[Extracted data entries]
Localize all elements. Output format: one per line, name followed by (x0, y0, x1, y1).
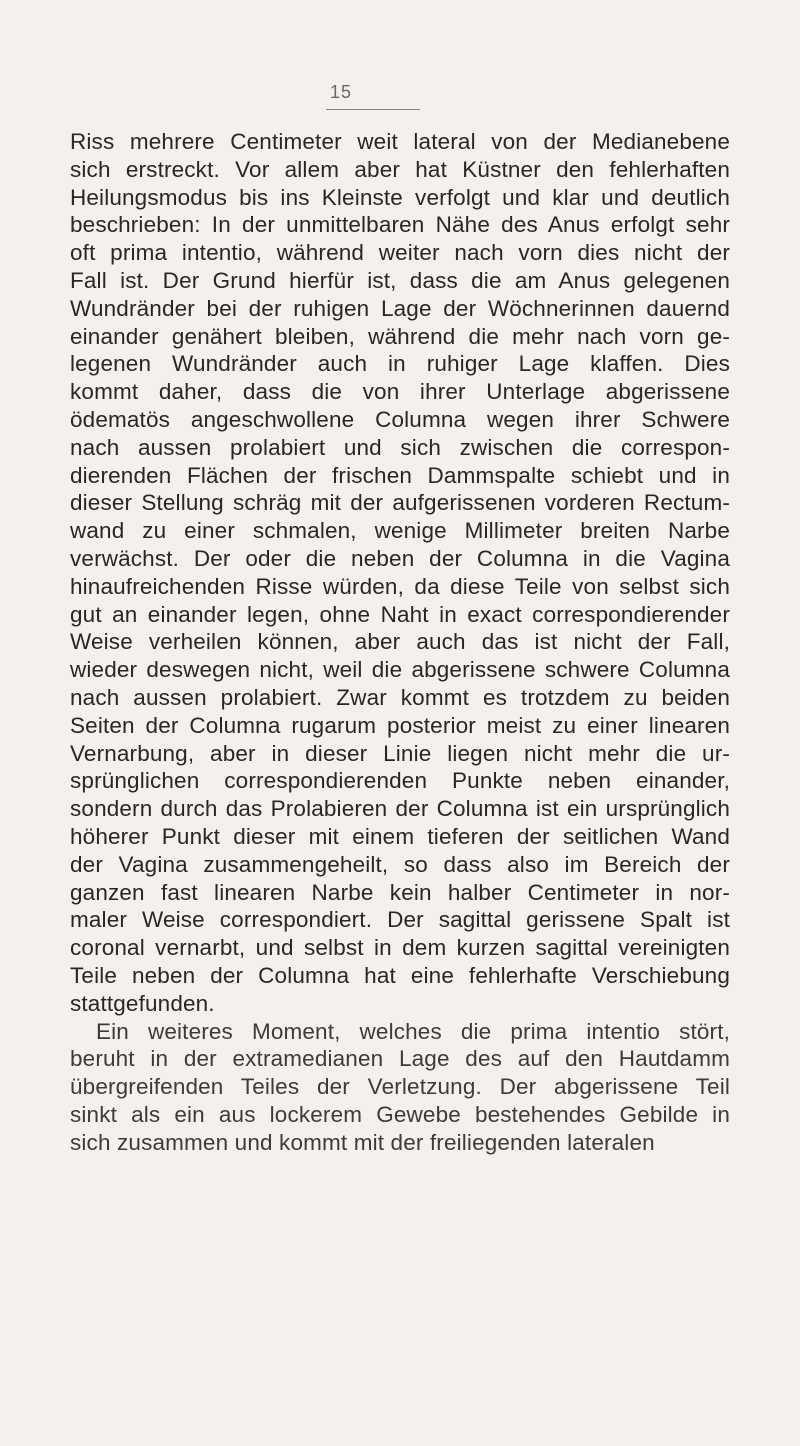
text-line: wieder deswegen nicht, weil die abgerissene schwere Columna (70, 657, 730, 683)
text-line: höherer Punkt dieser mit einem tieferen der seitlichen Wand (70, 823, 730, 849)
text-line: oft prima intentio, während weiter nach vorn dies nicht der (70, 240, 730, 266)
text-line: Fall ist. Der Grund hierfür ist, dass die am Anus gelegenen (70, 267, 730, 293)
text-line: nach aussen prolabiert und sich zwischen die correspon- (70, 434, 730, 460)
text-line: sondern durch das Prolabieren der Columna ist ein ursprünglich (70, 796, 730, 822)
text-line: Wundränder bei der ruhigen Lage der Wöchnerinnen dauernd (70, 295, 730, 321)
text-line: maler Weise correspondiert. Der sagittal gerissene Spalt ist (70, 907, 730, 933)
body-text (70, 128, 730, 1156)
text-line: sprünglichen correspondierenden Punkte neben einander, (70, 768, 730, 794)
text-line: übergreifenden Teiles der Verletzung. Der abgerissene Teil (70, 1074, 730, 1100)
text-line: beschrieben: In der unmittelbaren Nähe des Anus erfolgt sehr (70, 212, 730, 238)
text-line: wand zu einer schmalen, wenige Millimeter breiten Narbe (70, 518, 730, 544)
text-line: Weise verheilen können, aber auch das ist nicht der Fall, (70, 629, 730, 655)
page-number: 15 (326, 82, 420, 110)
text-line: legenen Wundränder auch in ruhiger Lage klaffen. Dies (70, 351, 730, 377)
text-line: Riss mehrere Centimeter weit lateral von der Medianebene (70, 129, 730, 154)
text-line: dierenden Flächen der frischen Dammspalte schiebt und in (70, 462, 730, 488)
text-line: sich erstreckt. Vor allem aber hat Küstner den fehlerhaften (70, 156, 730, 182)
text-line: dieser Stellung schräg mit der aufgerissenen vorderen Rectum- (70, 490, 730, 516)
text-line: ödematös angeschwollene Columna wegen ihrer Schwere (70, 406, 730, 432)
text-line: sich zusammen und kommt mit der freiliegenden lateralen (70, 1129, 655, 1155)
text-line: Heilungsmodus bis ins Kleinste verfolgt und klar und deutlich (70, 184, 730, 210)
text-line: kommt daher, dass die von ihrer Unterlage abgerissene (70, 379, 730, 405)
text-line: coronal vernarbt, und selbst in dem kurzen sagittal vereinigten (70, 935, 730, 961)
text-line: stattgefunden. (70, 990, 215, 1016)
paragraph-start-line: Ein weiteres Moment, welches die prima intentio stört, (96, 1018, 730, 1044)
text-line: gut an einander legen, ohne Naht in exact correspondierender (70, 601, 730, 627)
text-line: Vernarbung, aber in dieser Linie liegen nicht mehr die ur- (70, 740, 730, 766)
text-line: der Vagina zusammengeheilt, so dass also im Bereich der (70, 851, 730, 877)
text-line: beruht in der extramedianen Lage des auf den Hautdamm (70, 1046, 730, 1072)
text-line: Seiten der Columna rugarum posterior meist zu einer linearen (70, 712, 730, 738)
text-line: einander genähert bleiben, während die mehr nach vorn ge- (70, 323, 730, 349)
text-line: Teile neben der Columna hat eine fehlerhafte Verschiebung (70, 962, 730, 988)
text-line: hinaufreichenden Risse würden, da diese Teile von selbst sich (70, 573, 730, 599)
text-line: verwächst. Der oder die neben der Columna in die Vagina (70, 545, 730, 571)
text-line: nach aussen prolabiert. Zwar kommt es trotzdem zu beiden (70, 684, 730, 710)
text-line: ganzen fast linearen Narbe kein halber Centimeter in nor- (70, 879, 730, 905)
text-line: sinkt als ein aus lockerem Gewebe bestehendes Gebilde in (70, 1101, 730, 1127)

**Given problem:** Can you rewrite the records above, changing every "Columna" to "Säule" and keeping all else unchanged? Leave the pictures out.

**Solution to the exercise:**
Localize all elements. Output format: one per line, name followed by (x0, y0, x1, y1).
text-line: wieder deswegen nicht, weil die abgerissene schwere Säule (70, 657, 730, 683)
text-line: höherer Punkt dieser mit einem tieferen der seitlichen Wand (70, 823, 730, 849)
text-line: oft prima intentio, während weiter nach vorn dies nicht der (70, 240, 730, 266)
text-line: Fall ist. Der Grund hierfür ist, dass die am Anus gelegenen (70, 267, 730, 293)
text-line: nach aussen prolabiert und sich zwischen die correspon- (70, 434, 730, 460)
text-line: sondern durch das Prolabieren der Säule ist ein ursprünglich (70, 796, 730, 822)
text-line: Wundränder bei der ruhigen Lage der Wöchnerinnen dauernd (70, 295, 730, 321)
text-line: maler Weise correspondiert. Der sagittal gerissene Spalt ist (70, 907, 730, 933)
body-text (70, 128, 730, 1156)
text-line: sprünglichen correspondierenden Punkte neben einander, (70, 768, 730, 794)
text-line: übergreifenden Teiles der Verletzung. Der abgerissene Teil (70, 1074, 730, 1100)
text-line: beschrieben: In der unmittelbaren Nähe des Anus erfolgt sehr (70, 212, 730, 238)
text-line: wand zu einer schmalen, wenige Millimeter breiten Narbe (70, 518, 730, 544)
text-line: Weise verheilen können, aber auch das ist nicht der Fall, (70, 629, 730, 655)
page-number: 15 (326, 82, 420, 110)
text-line: legenen Wundränder auch in ruhiger Lage klaffen. Dies (70, 351, 730, 377)
text-line: Riss mehrere Centimeter weit lateral von der Medianebene (70, 129, 730, 154)
text-line: dierenden Flächen der frischen Dammspalte schiebt und in (70, 462, 730, 488)
text-line: sich erstreckt. Vor allem aber hat Küstner den fehlerhaften (70, 156, 730, 182)
text-line: dieser Stellung schräg mit der aufgerissenen vorderen Rectum- (70, 490, 730, 516)
text-line: ödematös angeschwollene Säule wegen ihrer Schwere (70, 406, 730, 432)
text-line: sich zusammen und kommt mit der freiliegenden lateralen (70, 1129, 655, 1155)
text-line: Heilungsmodus bis ins Kleinste verfolgt und klar und deutlich (70, 184, 730, 210)
text-line: kommt daher, dass die von ihrer Unterlage abgerissene (70, 379, 730, 405)
text-line: coronal vernarbt, und selbst in dem kurzen sagittal vereinigten (70, 935, 730, 961)
text-line: stattgefunden. (70, 990, 215, 1016)
paragraph-start-line: Ein weiteres Moment, welches die prima intentio stört, (96, 1018, 730, 1044)
text-line: gut an einander legen, ohne Naht in exact correspondierender (70, 601, 730, 627)
text-line: Vernarbung, aber in dieser Linie liegen nicht mehr die ur- (70, 740, 730, 766)
text-line: der Vagina zusammengeheilt, so dass also im Bereich der (70, 851, 730, 877)
text-line: beruht in der extramedianen Lage des auf den Hautdamm (70, 1046, 730, 1072)
text-line: Seiten der Säule rugarum posterior meist zu einer linearen (70, 712, 730, 738)
text-line: einander genähert bleiben, während die mehr nach vorn ge- (70, 323, 730, 349)
text-line: Teile neben der Säule hat eine fehlerhafte Verschiebung (70, 962, 730, 988)
text-line: hinaufreichenden Risse würden, da diese Teile von selbst sich (70, 573, 730, 599)
text-line: verwächst. Der oder die neben der Säule in die Vagina (70, 545, 730, 571)
text-line: nach aussen prolabiert. Zwar kommt es trotzdem zu beiden (70, 684, 730, 710)
text-line: ganzen fast linearen Narbe kein halber Centimeter in nor- (70, 879, 730, 905)
text-line: sinkt als ein aus lockerem Gewebe bestehendes Gebilde in (70, 1101, 730, 1127)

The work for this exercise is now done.